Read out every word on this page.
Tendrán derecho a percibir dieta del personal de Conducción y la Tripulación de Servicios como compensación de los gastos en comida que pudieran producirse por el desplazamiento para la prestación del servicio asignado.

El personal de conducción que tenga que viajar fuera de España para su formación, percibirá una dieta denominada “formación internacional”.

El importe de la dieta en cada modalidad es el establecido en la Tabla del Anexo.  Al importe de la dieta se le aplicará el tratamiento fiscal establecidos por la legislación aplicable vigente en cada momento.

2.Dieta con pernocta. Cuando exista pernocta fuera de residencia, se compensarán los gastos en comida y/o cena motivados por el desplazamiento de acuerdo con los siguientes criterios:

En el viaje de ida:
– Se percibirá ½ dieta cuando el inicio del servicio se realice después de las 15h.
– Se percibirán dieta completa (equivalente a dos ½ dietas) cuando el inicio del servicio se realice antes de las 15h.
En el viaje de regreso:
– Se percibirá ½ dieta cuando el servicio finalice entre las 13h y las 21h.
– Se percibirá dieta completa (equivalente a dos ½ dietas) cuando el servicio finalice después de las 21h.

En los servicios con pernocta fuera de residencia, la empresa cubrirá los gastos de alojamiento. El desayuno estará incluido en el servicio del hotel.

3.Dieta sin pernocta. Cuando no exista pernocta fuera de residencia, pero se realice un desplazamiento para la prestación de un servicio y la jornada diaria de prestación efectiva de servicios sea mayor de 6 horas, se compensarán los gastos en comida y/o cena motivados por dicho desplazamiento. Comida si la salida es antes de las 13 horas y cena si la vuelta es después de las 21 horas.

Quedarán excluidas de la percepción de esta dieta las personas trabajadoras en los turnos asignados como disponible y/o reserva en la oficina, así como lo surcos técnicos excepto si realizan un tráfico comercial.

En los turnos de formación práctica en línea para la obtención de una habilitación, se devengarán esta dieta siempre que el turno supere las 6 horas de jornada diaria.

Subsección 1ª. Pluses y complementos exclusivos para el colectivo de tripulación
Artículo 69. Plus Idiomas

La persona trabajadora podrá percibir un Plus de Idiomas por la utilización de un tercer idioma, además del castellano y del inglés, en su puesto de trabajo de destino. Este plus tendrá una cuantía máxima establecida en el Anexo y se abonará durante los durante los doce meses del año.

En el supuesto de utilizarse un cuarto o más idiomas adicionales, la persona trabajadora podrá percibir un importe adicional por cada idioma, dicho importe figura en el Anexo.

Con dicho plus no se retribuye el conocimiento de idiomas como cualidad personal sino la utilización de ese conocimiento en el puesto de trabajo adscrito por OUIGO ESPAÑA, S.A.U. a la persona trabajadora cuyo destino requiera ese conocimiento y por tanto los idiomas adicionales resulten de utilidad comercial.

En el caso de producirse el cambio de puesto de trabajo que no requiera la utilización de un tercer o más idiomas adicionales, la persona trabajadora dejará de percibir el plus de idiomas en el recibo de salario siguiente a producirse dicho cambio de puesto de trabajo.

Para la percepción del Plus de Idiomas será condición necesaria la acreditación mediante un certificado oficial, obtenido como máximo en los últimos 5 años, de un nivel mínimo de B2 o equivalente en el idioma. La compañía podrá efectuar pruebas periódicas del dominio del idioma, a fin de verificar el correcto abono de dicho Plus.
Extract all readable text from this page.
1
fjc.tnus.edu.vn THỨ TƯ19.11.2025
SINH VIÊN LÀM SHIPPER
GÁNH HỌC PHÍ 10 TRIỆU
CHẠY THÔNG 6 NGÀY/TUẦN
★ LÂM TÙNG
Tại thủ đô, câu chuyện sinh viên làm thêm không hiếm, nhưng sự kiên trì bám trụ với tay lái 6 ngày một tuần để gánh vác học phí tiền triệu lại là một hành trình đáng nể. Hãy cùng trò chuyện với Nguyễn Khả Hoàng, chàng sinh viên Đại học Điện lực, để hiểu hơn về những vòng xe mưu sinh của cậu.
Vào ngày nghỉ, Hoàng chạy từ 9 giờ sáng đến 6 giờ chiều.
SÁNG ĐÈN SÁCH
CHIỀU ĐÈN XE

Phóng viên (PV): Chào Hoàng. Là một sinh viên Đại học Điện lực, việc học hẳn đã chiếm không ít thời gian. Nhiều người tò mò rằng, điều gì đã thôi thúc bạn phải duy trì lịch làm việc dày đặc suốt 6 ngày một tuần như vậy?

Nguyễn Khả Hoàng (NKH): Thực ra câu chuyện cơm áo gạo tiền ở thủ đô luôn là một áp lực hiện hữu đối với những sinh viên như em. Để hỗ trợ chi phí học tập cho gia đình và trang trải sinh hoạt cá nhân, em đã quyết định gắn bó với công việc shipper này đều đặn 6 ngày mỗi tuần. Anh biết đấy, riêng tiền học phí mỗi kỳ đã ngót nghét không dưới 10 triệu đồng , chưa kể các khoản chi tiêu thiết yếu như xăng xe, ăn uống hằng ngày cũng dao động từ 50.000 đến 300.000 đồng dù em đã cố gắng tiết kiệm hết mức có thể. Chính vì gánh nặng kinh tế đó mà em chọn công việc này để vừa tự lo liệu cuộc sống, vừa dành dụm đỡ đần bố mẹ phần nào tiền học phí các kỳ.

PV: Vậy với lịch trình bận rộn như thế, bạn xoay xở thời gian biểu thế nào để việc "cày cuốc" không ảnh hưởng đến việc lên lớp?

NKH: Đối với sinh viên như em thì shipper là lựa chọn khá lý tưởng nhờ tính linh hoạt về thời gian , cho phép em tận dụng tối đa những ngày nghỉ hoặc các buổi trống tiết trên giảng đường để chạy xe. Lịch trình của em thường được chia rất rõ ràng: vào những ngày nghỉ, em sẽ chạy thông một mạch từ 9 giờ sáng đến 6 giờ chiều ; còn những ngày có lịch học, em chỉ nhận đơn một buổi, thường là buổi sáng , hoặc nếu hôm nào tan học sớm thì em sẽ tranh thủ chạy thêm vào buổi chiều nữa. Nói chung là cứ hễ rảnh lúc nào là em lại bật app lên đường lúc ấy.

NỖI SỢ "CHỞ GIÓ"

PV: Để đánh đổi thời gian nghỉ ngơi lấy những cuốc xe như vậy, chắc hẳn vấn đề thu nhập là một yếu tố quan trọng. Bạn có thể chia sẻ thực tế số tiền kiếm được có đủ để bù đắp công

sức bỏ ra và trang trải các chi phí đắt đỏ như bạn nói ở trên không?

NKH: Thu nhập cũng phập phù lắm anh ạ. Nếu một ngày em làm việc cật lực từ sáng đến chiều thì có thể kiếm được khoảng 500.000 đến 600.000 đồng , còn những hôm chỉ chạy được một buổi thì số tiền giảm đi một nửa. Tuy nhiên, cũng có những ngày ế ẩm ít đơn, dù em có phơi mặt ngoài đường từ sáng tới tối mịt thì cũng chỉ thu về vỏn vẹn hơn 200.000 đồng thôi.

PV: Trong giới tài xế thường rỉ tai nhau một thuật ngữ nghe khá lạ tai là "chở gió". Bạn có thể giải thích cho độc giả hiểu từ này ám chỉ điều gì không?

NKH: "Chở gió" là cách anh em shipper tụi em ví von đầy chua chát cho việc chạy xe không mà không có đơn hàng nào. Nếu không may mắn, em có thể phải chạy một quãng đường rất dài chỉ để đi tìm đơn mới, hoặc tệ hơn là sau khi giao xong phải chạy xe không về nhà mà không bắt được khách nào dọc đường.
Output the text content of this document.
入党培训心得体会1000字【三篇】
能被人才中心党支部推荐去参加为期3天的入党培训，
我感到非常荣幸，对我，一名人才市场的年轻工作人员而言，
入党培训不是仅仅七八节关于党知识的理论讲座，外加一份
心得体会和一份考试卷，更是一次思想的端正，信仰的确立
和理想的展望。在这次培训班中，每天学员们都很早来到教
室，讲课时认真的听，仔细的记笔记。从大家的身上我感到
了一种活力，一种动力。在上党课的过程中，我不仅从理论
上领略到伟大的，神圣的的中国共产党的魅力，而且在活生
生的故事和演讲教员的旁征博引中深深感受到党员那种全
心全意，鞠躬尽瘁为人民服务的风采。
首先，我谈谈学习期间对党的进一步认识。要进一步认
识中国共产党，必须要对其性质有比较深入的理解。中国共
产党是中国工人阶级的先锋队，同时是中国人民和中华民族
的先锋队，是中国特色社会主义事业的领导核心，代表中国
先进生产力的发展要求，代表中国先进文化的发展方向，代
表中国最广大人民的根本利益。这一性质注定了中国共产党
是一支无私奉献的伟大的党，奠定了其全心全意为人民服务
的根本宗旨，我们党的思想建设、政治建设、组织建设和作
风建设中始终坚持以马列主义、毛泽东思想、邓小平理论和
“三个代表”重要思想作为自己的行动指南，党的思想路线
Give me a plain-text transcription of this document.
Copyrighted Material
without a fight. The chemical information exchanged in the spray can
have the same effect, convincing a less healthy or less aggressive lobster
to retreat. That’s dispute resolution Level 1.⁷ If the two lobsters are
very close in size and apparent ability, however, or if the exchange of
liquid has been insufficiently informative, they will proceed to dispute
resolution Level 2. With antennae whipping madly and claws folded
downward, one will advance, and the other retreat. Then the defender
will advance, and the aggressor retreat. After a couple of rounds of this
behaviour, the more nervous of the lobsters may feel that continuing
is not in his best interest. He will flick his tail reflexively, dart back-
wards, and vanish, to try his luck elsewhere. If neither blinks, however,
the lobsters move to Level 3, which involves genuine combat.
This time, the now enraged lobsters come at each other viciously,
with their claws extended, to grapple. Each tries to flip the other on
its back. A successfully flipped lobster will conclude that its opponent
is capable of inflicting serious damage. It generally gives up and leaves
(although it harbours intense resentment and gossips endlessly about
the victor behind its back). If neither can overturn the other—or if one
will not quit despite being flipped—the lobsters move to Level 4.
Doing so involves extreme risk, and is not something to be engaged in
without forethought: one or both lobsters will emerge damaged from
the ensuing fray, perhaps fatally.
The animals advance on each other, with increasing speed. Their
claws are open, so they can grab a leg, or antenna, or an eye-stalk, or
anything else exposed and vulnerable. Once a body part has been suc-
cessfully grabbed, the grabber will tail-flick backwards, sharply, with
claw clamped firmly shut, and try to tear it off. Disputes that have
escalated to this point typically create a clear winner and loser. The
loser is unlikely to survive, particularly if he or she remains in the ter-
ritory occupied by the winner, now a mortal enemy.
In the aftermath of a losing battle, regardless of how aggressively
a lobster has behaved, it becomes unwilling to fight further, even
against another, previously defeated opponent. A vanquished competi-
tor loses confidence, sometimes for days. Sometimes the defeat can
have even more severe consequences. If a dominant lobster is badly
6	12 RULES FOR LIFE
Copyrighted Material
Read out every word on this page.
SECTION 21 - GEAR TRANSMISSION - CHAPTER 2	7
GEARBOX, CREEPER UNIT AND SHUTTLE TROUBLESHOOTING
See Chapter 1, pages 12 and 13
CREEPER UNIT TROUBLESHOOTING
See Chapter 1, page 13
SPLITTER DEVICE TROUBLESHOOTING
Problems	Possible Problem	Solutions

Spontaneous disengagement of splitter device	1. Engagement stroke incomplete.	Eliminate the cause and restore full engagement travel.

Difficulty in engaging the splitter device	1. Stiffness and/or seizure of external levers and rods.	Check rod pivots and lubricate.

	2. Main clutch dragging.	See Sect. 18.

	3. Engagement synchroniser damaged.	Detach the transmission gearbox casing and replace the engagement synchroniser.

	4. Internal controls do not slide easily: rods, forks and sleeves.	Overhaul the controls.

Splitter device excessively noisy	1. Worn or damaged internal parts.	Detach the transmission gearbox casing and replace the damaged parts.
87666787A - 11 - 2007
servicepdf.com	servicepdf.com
_ _ _ _ _ _ _
What to produce: In the entries above, identify every line with the word "retreat". Copy those lines.

Finished exercise:
to retreat. That’s dispute resolution Level 1.⁷ If the two lobsters are
downward, one will advance, and the other retreat. Then the defender
will advance, and the aggressor retreat. After a couple of rounds of this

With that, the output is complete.